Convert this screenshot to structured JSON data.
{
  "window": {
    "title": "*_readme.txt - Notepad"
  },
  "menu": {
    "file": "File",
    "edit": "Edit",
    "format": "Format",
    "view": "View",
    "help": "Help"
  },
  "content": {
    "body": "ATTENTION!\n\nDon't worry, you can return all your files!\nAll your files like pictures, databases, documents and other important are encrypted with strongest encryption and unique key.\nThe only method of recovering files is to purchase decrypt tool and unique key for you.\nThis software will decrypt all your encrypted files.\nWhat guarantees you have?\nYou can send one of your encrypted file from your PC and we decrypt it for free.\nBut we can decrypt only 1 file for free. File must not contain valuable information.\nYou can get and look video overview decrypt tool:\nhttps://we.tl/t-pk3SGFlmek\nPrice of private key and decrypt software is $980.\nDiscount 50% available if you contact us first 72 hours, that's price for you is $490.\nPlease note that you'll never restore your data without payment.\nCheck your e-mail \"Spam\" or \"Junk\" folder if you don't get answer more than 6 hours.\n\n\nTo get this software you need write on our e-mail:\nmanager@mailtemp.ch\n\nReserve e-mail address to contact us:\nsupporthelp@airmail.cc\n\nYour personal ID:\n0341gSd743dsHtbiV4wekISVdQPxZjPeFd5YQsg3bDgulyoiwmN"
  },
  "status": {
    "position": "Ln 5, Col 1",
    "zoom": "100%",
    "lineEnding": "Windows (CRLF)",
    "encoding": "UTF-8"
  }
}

━━━━━━━━━━━━━━━━━━━━

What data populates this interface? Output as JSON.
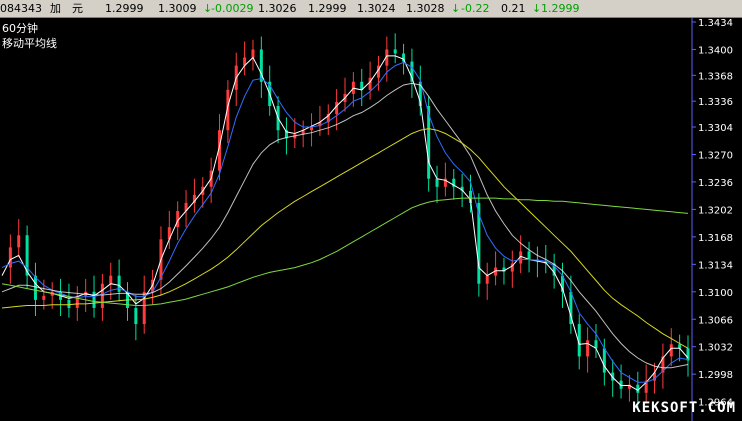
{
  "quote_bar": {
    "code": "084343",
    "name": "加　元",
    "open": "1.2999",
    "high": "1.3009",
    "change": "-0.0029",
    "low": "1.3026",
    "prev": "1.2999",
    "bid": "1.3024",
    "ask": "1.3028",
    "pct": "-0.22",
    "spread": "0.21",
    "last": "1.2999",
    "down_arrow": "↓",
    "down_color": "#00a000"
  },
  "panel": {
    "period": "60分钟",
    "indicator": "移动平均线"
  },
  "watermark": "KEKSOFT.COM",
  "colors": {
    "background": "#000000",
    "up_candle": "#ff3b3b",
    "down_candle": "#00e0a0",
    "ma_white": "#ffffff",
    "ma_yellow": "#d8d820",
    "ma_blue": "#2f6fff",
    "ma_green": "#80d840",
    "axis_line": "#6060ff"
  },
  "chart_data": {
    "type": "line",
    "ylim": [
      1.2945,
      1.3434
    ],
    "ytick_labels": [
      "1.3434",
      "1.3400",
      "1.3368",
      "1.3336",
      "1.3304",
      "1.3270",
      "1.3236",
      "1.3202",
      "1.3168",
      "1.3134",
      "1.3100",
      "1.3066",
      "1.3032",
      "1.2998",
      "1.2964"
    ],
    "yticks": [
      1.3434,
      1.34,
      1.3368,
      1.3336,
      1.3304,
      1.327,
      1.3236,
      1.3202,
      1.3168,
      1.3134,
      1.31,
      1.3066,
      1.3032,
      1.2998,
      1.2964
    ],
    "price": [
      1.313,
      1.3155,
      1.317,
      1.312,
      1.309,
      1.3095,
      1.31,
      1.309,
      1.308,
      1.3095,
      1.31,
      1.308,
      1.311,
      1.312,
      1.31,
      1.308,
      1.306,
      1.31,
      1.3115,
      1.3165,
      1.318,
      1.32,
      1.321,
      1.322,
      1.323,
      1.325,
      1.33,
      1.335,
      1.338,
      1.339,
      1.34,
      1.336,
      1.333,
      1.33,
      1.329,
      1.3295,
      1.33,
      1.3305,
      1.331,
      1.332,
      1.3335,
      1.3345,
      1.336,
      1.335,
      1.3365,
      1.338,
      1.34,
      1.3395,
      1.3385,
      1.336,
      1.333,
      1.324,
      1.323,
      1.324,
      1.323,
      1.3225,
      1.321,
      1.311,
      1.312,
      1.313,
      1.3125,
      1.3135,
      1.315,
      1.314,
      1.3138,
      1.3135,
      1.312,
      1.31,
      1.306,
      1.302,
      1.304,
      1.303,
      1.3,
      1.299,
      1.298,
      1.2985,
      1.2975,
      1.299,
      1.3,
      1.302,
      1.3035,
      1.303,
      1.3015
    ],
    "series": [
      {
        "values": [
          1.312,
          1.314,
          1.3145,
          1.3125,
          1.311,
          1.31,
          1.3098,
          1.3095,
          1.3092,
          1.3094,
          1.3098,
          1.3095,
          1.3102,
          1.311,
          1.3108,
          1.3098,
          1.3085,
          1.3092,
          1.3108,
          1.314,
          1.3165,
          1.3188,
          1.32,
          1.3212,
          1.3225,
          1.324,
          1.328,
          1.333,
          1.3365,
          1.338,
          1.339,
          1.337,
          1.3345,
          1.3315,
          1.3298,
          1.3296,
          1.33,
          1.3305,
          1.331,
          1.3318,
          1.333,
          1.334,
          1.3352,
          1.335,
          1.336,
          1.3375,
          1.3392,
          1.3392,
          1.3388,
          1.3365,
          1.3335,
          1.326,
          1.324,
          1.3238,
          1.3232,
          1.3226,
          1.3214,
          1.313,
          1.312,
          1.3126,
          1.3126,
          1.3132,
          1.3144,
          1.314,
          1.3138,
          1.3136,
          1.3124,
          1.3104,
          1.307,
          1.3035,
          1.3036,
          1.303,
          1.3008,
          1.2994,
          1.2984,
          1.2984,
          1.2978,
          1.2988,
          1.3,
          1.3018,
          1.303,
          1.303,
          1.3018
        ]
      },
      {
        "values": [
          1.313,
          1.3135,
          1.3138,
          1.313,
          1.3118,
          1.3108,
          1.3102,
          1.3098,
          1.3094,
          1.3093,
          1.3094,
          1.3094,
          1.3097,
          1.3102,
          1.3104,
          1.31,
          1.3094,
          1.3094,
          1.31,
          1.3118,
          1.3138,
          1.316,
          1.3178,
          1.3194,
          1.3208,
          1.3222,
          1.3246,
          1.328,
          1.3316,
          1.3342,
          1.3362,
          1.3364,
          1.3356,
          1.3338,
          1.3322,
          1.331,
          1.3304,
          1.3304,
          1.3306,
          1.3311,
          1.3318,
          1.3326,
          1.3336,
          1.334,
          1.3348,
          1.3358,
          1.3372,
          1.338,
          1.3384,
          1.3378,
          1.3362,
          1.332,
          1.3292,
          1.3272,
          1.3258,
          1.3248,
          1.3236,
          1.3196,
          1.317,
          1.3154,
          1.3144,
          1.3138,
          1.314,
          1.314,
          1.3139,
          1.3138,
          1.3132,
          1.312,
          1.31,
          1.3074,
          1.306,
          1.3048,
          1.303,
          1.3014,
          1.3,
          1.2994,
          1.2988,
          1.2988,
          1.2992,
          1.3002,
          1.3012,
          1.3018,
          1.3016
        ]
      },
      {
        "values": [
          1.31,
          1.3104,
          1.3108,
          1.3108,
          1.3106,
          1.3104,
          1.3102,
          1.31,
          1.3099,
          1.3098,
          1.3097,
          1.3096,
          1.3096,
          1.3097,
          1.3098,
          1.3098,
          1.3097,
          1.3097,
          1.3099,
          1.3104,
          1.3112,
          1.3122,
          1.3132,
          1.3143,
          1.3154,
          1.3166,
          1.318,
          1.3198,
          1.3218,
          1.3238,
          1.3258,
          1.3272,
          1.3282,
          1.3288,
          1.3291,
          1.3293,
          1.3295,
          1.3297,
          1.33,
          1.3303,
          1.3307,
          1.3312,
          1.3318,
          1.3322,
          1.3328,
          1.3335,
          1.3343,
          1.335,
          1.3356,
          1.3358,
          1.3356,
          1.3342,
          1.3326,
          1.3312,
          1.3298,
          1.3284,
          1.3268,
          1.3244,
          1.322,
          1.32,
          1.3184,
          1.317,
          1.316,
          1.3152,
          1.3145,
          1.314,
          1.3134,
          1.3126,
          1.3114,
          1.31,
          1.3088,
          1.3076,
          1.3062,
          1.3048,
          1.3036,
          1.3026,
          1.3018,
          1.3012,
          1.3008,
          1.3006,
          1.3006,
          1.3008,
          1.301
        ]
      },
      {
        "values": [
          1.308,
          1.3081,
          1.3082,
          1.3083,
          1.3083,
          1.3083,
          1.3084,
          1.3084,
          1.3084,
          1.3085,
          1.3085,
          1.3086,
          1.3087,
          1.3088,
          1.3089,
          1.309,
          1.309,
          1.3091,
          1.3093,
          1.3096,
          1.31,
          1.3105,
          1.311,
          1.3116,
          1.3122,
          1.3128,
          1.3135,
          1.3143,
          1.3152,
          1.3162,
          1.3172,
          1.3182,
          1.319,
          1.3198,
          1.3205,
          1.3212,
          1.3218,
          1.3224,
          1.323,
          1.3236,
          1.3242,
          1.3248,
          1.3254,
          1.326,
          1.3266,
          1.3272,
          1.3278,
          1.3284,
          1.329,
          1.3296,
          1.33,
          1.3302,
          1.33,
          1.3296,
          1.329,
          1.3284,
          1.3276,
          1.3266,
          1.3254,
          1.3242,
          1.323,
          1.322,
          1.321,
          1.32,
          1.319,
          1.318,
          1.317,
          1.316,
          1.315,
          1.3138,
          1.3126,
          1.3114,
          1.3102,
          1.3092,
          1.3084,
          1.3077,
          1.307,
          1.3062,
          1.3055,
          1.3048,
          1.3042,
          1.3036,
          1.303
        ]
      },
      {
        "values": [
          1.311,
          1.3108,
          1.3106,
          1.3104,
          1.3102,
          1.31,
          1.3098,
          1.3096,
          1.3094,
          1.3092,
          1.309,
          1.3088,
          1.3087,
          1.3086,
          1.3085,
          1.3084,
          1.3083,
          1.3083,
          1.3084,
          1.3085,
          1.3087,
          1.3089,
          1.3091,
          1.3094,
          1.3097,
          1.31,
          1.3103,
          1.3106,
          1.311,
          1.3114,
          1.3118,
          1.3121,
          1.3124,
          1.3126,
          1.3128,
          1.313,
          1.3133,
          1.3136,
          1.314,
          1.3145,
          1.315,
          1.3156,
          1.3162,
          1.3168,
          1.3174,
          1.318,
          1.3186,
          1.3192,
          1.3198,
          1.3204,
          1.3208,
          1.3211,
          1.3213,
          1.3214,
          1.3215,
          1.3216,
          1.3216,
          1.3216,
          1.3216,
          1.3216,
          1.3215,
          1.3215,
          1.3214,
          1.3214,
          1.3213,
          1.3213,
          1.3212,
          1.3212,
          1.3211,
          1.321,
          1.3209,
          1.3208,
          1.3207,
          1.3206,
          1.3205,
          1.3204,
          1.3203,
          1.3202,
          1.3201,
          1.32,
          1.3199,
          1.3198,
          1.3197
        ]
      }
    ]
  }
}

━━━━━━━━━━━━━━━━━━━━

* What you have to do *
Look through the entries above and list every line containing "JSON".

* Worked answer *
Convert this screenshot to structured JSON data.
What data populates this interface? Output as JSON.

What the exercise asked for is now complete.